> [GIVEN REQUEST] Copy every line of the following data that includes the string "населенный".

>> Begin MATERIAL SUPPLIED

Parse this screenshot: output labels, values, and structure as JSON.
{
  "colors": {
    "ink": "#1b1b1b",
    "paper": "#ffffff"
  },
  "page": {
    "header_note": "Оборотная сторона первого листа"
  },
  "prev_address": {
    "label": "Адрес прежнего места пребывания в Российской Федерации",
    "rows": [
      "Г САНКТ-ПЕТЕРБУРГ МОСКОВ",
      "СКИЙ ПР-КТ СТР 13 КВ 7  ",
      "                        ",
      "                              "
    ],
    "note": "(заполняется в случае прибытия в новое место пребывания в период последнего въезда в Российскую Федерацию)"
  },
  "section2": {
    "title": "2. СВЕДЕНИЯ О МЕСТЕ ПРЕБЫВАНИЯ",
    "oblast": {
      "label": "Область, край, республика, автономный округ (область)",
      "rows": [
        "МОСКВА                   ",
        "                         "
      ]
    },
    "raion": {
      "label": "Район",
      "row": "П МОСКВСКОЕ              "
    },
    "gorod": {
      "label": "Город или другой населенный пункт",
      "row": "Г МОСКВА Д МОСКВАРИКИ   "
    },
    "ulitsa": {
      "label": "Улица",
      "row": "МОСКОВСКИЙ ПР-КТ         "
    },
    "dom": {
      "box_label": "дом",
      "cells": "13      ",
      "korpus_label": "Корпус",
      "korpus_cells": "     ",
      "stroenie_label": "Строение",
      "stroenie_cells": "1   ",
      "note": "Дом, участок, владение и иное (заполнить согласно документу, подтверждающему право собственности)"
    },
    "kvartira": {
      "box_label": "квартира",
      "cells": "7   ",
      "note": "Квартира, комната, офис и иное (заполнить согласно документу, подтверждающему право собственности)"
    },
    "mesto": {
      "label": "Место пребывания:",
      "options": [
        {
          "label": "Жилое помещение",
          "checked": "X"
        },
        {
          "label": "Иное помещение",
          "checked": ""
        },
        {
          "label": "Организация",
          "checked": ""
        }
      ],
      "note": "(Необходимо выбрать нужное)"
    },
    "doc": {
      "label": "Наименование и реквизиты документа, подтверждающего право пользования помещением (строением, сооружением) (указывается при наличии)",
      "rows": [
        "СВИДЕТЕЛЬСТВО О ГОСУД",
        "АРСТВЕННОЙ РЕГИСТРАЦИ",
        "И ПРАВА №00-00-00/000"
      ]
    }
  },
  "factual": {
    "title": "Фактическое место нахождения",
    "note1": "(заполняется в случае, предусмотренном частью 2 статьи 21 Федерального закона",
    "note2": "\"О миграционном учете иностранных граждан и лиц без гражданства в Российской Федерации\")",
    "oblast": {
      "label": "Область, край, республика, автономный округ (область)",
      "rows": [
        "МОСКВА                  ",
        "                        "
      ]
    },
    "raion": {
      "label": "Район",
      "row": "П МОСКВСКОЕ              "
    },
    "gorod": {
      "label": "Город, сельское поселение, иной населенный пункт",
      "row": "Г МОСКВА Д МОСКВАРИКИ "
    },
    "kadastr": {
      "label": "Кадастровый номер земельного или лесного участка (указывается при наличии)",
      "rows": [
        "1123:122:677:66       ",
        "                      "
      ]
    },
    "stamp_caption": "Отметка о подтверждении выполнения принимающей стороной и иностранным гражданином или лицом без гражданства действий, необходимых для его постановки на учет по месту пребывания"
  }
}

>> End MATERIAL SUPPLIED

> [RESPONSE TO THIS TASK]
      "label": "Город или другой населенный пункт",
      "label": "Город, сельское поселение, иной населенный пункт",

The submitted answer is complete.